▸ Work to be completed
Please repeat the records from the start through the line with "right-above-deviation: 60C: [655, 325, 721, 373]", changing "Deviation from normal" to "Departure from normal" and leaving everything else as it is. Return only those lines.

▸ Information shown

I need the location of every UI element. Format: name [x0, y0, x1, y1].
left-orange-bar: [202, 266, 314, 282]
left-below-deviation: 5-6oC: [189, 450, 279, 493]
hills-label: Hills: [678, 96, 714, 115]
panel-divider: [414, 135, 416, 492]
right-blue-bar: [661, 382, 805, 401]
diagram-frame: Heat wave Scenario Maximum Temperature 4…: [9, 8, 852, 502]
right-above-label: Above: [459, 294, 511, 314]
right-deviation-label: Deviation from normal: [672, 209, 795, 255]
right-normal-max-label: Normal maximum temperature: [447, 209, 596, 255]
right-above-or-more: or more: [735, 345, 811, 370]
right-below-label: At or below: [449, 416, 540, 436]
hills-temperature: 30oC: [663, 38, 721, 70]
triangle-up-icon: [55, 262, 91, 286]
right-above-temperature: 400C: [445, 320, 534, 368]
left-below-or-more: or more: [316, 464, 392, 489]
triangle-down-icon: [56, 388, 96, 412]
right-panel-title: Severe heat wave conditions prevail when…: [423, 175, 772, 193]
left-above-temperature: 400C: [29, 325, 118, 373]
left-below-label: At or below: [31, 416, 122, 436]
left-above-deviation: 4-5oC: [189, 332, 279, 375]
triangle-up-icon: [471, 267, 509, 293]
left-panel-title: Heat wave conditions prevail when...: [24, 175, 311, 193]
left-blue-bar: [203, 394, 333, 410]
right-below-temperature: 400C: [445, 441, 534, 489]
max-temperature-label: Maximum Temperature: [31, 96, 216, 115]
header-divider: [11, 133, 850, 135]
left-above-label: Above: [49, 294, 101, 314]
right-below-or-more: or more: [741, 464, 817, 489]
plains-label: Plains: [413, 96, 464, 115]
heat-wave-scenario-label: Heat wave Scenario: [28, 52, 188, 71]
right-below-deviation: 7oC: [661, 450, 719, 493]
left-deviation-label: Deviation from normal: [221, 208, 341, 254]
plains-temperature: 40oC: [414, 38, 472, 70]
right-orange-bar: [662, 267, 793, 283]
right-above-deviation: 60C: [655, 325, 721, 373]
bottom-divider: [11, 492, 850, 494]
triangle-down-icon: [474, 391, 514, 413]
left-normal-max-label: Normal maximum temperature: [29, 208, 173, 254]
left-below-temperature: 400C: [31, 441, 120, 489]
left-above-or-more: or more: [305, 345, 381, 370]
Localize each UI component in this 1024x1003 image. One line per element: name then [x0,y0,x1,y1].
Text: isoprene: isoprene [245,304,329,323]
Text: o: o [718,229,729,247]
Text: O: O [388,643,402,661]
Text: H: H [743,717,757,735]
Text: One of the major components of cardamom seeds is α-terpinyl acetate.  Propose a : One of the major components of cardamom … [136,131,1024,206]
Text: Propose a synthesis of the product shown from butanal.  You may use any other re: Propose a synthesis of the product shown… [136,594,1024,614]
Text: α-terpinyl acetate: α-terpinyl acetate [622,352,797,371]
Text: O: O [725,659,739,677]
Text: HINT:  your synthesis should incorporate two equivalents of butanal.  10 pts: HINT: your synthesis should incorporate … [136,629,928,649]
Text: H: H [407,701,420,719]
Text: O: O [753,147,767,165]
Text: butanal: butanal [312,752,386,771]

▸ Task result
I need the location of every UI element. Format: name [x0, y0, x1, y1].
left-orange-bar: [202, 266, 314, 282]
left-below-deviation: 5-6oC: [189, 450, 279, 493]
hills-label: Hills: [678, 96, 714, 115]
panel-divider: [414, 135, 416, 492]
right-blue-bar: [661, 382, 805, 401]
diagram-frame: Heat wave Scenario Maximum Temperature 4…: [9, 8, 852, 502]
right-above-label: Above: [459, 294, 511, 314]
right-deviation-label: Departure from normal: [672, 209, 795, 255]
right-normal-max-label: Normal maximum temperature: [447, 209, 596, 255]
right-above-or-more: or more: [735, 345, 811, 370]
right-below-label: At or below: [449, 416, 540, 436]
hills-temperature: 30oC: [663, 38, 721, 70]
triangle-up-icon: [55, 262, 91, 286]
right-above-temperature: 400C: [445, 320, 534, 368]
left-below-or-more: or more: [316, 464, 392, 489]
triangle-down-icon: [56, 388, 96, 412]
right-panel-title: Severe heat wave conditions prevail when…: [423, 175, 772, 193]
left-above-temperature: 400C: [29, 325, 118, 373]
left-below-label: At or below: [31, 416, 122, 436]
left-above-deviation: 4-5oC: [189, 332, 279, 375]
triangle-up-icon: [471, 267, 509, 293]
left-panel-title: Heat wave conditions prevail when...: [24, 175, 311, 193]
left-blue-bar: [203, 394, 333, 410]
right-below-temperature: 400C: [445, 441, 534, 489]
max-temperature-label: Maximum Temperature: [31, 96, 216, 115]
header-divider: [11, 133, 850, 135]
left-above-label: Above: [49, 294, 101, 314]
right-below-or-more: or more: [741, 464, 817, 489]
plains-label: Plains: [413, 96, 464, 115]
heat-wave-scenario-label: Heat wave Scenario: [28, 52, 188, 71]
right-below-deviation: 7oC: [661, 450, 719, 493]
left-deviation-label: Departure from normal: [221, 208, 341, 254]
plains-temperature: 40oC: [414, 38, 472, 70]
right-orange-bar: [662, 267, 793, 283]
right-above-deviation: 60C: [655, 325, 721, 373]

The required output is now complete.